- Written request: Search the listing below for the word "investment" and copy each line that holds it.

- Entries:
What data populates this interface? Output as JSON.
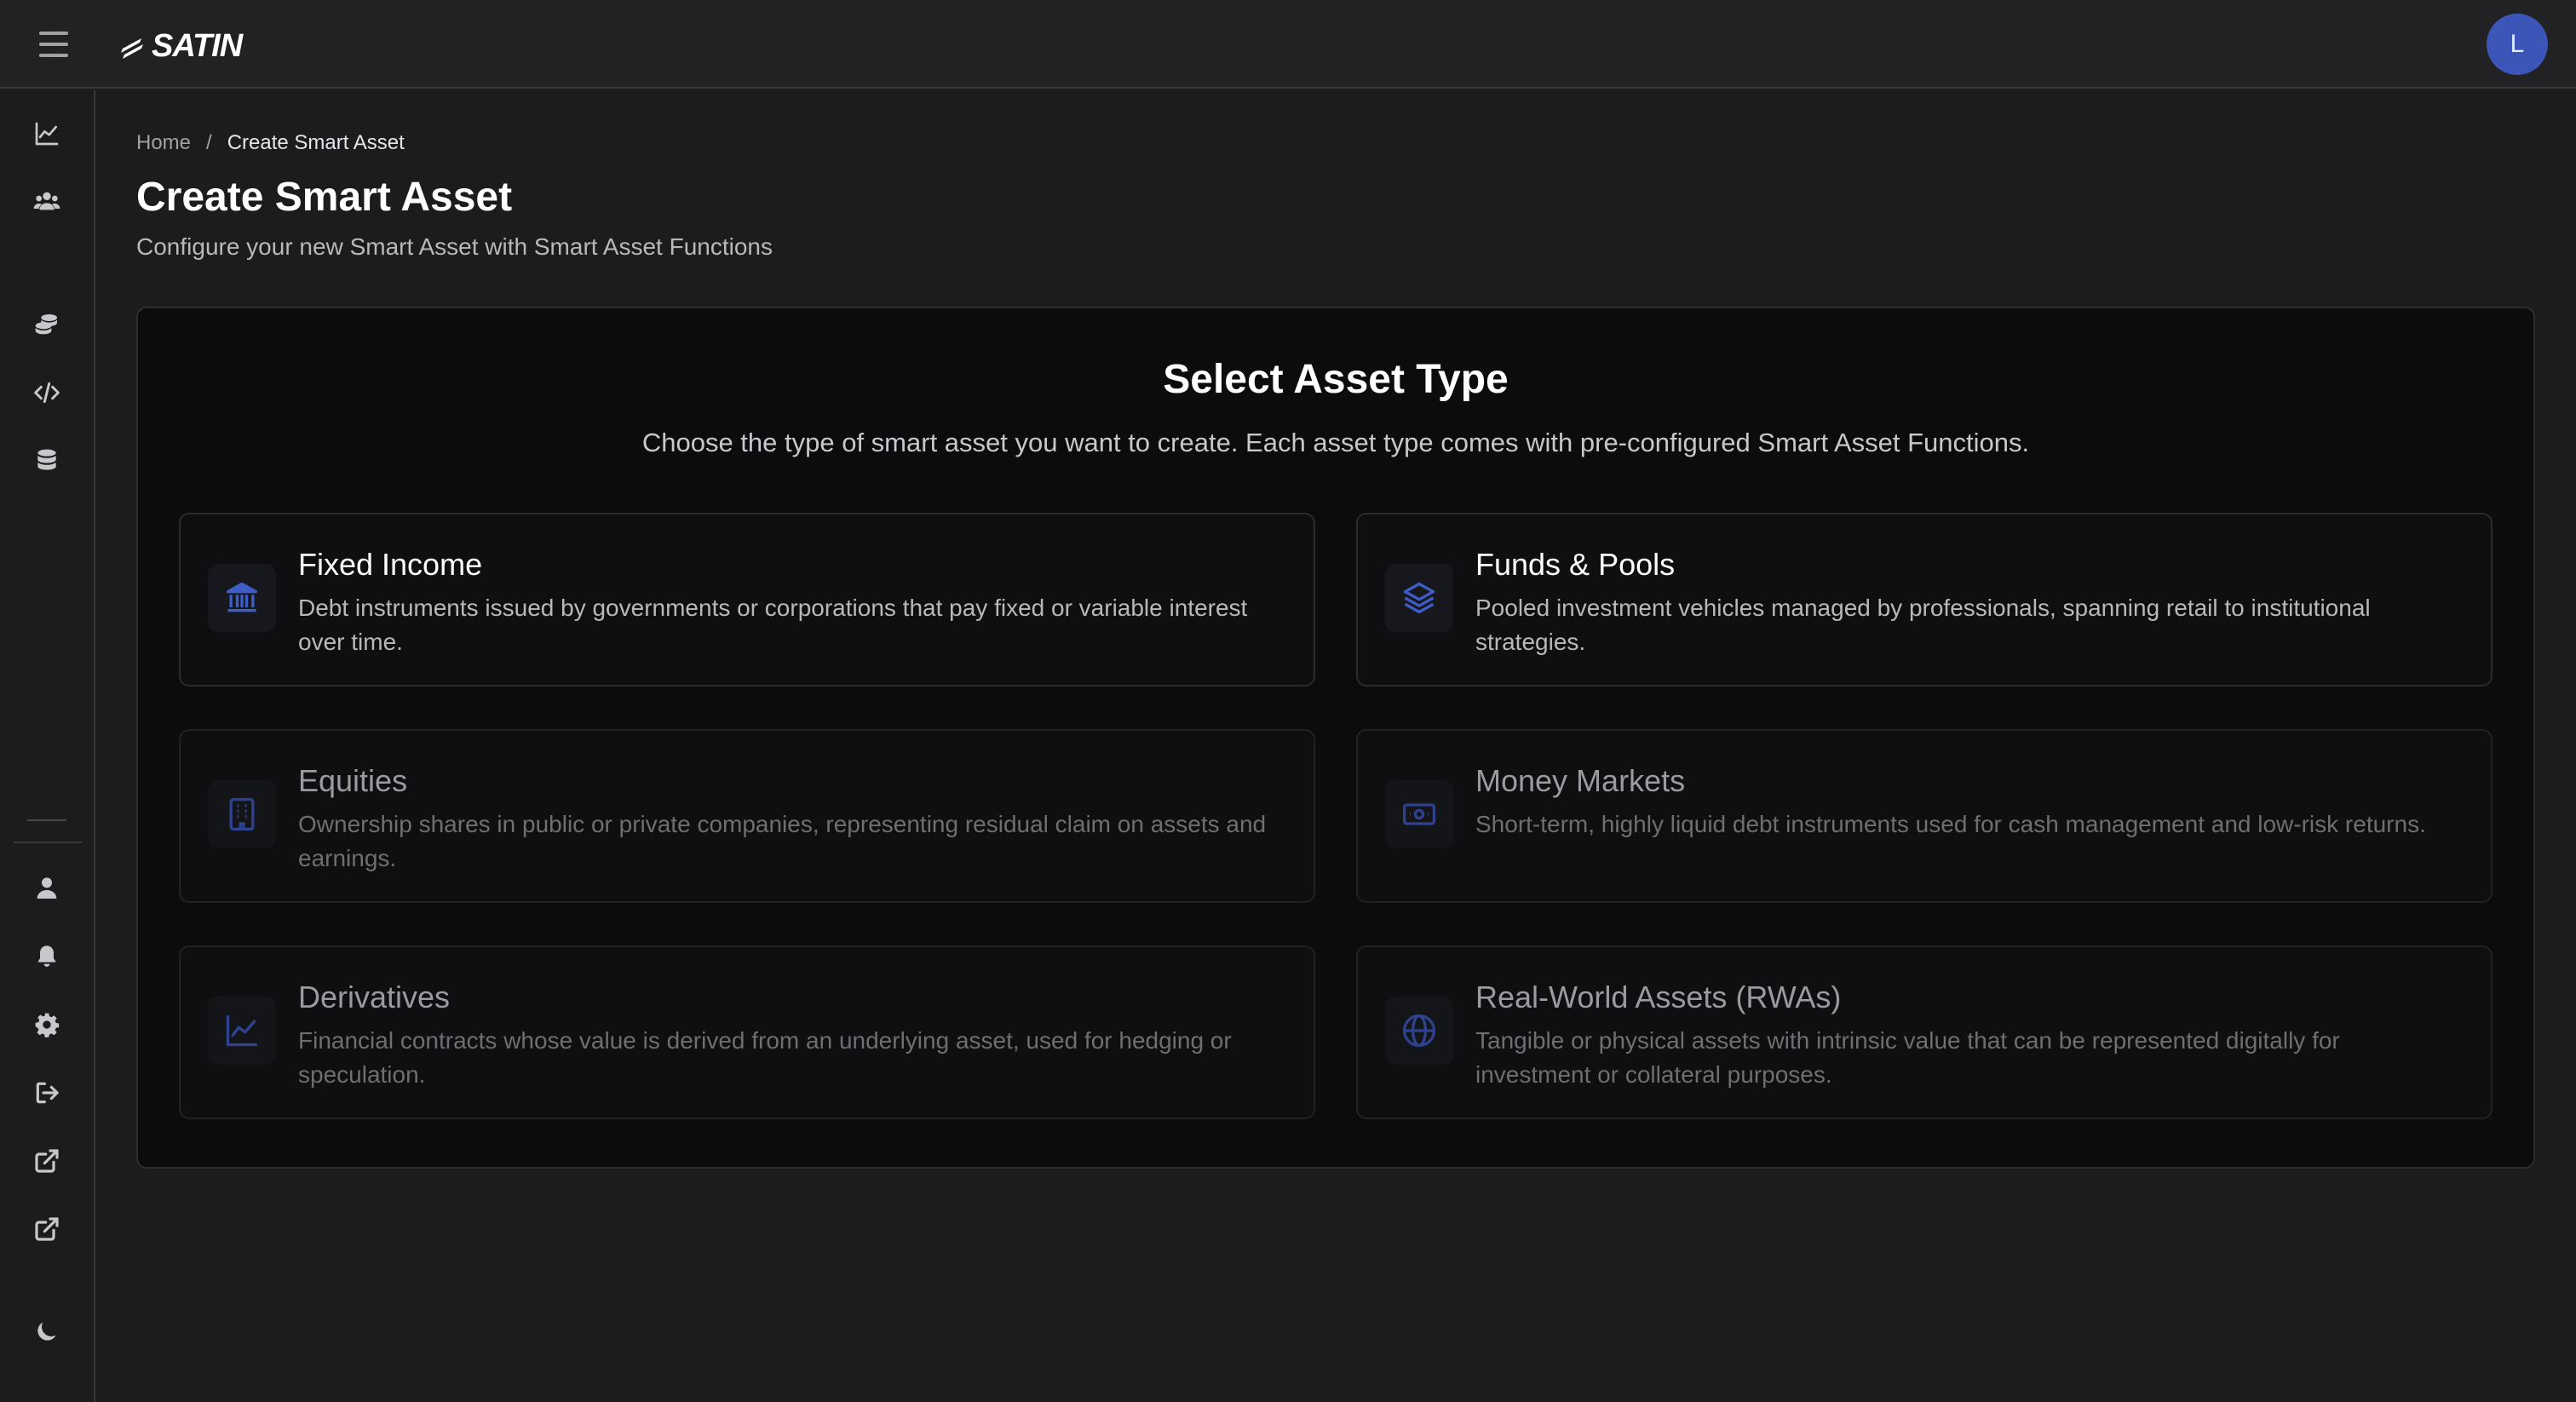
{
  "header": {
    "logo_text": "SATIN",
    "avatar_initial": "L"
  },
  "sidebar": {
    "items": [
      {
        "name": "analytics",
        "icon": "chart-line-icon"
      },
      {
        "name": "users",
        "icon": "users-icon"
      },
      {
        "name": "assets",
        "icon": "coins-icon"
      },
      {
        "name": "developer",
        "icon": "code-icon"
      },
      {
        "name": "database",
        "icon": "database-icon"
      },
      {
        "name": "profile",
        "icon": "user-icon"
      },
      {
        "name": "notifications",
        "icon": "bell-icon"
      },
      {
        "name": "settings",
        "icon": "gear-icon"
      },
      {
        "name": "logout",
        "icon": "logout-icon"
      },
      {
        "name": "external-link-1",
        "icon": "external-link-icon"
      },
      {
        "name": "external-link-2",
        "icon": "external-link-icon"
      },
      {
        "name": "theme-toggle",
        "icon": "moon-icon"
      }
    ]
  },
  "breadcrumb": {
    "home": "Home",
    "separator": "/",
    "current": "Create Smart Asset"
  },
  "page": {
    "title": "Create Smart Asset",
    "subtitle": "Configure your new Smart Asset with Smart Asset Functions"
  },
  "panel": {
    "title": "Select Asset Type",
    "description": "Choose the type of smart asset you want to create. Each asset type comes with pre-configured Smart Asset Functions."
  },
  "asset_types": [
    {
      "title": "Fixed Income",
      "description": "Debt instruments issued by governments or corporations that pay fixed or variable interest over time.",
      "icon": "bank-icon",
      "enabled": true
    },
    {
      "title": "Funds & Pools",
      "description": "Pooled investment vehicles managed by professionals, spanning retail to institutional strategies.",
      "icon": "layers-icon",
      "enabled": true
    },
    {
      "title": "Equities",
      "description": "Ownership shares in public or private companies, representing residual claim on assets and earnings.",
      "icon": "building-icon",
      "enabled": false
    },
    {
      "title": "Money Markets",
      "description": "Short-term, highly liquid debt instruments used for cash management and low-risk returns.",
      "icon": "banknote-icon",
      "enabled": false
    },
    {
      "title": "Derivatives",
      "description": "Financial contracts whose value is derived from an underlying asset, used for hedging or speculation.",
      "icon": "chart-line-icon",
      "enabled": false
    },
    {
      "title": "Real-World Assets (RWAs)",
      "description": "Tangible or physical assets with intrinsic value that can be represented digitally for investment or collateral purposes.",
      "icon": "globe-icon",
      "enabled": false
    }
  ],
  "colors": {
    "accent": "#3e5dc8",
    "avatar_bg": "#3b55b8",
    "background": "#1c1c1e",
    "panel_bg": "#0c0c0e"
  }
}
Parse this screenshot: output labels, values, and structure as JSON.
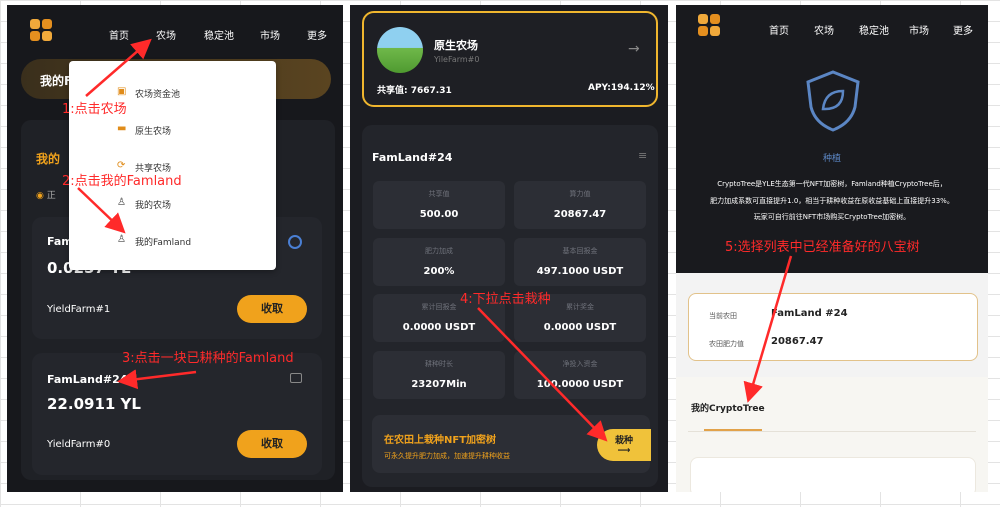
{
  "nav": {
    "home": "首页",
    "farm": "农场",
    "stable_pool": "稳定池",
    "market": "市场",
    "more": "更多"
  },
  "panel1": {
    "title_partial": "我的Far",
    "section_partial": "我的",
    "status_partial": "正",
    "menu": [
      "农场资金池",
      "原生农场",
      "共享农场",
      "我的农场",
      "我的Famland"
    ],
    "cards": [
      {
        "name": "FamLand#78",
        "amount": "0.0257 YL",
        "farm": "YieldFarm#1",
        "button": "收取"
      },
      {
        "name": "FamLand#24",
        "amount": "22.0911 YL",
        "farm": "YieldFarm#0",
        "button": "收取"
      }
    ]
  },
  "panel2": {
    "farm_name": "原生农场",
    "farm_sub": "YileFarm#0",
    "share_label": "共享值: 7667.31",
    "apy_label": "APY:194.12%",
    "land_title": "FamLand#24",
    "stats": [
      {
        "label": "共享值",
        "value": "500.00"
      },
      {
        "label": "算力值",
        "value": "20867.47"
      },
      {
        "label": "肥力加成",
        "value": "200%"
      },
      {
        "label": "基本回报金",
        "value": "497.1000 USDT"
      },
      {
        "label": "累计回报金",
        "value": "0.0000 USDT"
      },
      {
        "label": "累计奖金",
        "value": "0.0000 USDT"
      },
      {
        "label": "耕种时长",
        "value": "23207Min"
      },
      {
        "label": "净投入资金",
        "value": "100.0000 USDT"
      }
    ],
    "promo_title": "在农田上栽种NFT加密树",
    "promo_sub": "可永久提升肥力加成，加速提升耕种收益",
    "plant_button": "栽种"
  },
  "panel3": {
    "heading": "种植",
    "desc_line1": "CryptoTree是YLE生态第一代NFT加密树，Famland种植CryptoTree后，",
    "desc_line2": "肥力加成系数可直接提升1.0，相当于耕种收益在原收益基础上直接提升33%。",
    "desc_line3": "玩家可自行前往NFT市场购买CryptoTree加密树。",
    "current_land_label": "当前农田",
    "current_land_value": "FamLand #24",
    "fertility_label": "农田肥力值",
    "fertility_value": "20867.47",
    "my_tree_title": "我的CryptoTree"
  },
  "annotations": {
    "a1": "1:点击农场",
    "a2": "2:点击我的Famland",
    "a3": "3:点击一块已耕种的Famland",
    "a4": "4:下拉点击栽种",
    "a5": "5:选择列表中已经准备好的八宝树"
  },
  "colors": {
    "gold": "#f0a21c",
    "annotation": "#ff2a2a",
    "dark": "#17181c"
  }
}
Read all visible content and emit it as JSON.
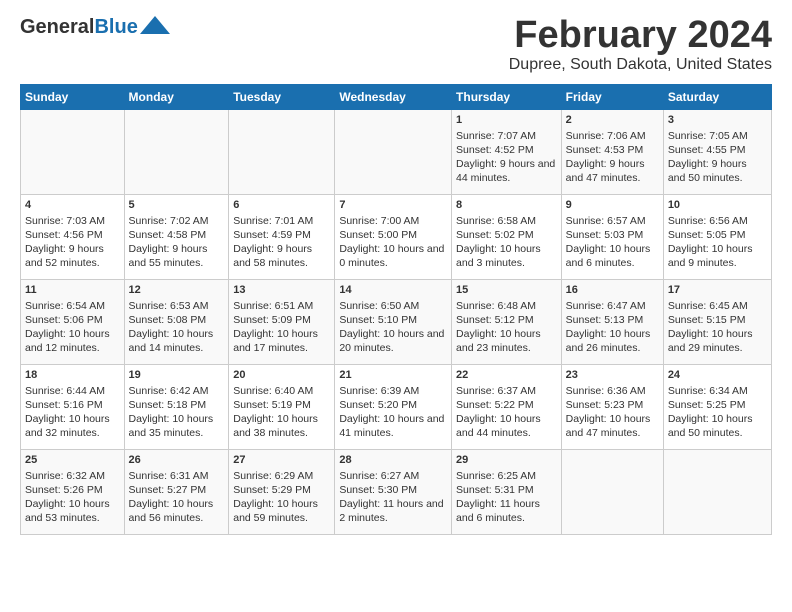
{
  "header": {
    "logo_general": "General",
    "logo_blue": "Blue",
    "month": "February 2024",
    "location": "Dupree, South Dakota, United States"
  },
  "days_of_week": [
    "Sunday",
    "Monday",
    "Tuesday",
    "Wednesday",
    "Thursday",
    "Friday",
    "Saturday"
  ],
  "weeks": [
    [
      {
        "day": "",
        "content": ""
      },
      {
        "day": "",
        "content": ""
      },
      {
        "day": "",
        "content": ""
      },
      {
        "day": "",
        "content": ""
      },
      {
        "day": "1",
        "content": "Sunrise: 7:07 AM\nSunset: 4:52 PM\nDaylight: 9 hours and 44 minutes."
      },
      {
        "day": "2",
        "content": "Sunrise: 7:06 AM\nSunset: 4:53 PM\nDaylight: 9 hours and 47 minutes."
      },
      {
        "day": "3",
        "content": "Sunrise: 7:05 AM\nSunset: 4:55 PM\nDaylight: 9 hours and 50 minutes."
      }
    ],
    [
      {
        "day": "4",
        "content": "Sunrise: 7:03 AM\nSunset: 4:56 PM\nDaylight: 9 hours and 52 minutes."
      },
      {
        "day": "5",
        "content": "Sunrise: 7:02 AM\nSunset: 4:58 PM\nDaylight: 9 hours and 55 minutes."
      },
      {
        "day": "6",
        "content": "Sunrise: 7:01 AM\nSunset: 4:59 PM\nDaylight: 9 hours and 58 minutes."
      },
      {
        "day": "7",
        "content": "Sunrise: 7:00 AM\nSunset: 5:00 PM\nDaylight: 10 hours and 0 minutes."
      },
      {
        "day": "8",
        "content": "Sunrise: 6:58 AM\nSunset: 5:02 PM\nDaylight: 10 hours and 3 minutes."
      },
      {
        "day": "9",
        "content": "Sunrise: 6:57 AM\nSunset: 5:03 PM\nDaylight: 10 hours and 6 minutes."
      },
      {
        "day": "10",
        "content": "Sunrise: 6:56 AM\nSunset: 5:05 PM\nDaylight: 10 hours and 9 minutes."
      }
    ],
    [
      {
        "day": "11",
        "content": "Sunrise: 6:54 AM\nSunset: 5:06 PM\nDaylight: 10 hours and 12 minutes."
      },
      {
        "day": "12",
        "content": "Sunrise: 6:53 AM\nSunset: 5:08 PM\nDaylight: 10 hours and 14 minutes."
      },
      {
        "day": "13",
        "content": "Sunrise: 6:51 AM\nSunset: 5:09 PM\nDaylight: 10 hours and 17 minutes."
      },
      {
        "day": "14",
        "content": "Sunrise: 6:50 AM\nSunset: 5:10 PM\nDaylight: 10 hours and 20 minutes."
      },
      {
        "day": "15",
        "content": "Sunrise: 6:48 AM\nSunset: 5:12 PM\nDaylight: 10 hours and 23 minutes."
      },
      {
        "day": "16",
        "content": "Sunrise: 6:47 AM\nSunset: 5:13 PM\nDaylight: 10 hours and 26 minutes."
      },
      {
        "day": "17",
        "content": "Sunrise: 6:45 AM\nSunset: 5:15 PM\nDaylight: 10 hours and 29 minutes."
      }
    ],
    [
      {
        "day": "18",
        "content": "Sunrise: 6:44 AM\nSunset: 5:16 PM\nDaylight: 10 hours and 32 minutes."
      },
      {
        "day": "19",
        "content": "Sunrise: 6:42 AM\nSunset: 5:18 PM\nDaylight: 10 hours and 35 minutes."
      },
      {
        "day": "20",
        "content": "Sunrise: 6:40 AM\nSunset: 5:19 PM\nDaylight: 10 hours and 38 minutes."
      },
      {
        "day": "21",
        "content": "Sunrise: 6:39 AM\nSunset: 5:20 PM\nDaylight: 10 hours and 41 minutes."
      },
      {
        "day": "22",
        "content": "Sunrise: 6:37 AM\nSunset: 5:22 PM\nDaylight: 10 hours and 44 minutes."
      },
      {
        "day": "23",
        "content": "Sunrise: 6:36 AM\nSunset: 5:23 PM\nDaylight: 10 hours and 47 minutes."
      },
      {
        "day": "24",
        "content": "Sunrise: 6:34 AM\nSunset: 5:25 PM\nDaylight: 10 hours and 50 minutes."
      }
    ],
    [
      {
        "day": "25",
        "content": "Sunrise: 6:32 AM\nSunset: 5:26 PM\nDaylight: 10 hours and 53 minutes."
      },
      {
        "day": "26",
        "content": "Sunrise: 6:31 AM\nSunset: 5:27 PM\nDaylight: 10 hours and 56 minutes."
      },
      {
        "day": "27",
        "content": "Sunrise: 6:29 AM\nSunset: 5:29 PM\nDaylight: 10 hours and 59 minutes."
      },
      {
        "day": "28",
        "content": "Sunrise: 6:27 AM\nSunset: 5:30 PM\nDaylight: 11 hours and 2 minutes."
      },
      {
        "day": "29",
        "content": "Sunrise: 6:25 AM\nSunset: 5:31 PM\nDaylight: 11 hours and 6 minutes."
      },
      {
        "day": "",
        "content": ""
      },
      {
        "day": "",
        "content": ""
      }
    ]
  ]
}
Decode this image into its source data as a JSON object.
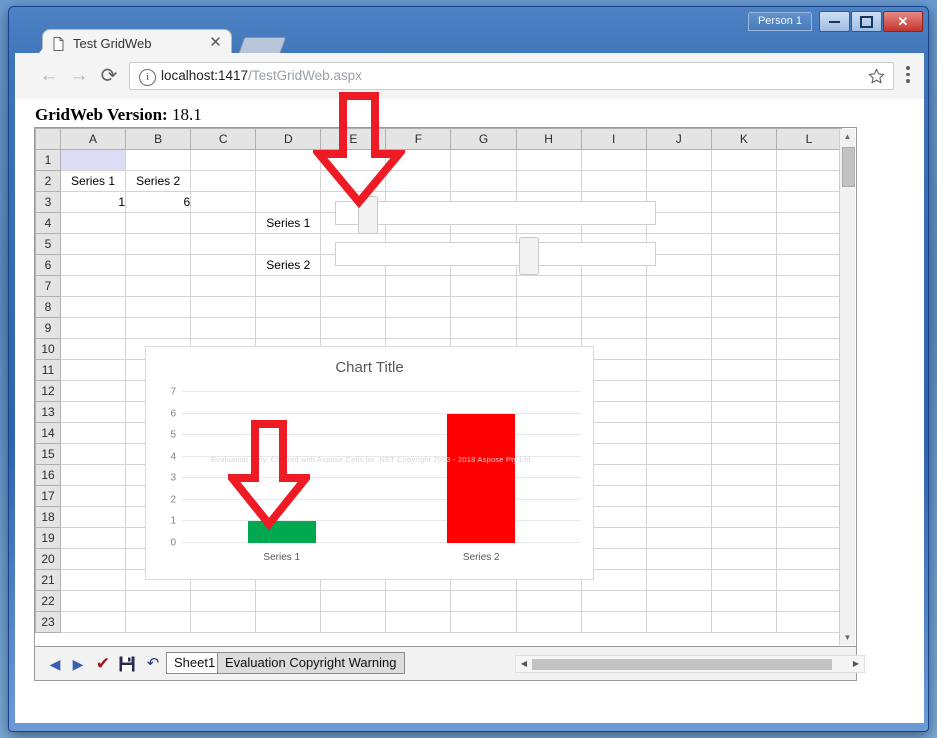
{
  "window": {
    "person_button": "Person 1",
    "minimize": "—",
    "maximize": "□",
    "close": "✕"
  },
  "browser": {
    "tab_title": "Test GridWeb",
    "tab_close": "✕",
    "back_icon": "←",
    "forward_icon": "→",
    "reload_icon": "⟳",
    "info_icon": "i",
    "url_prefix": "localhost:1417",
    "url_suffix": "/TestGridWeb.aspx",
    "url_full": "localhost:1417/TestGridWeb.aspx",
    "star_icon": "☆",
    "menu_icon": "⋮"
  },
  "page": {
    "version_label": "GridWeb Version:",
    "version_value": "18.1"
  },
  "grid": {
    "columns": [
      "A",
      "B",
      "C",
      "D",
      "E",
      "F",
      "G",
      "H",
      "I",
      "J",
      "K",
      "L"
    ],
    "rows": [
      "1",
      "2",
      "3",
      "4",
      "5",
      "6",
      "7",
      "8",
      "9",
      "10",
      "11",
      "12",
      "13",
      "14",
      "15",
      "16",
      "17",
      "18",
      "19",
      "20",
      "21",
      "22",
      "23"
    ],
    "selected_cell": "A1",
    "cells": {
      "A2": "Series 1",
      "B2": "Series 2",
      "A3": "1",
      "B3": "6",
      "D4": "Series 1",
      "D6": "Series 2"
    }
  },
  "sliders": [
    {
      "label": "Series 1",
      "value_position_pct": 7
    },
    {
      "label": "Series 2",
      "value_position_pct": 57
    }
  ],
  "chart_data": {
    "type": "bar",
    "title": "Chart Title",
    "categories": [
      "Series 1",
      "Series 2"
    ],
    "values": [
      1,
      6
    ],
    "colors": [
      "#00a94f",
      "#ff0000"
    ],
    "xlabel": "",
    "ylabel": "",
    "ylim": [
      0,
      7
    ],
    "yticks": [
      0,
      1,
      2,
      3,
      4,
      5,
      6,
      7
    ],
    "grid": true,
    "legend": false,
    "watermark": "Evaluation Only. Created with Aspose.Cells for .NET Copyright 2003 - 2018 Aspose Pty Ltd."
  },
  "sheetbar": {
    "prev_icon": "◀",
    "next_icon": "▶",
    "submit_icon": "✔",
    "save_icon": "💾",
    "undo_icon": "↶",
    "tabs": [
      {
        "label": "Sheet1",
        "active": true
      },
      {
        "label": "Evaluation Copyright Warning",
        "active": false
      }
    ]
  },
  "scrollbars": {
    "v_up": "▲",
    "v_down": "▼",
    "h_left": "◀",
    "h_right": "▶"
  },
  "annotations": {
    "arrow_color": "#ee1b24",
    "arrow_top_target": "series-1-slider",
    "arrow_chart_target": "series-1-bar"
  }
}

- Complete output:
      "description": "Pooled investment vehicles managed by professionals, spanning retail to institutional strategies.",
      "description": "Tangible or physical assets with intrinsic value that can be represented digitally for investment or collateral purposes.",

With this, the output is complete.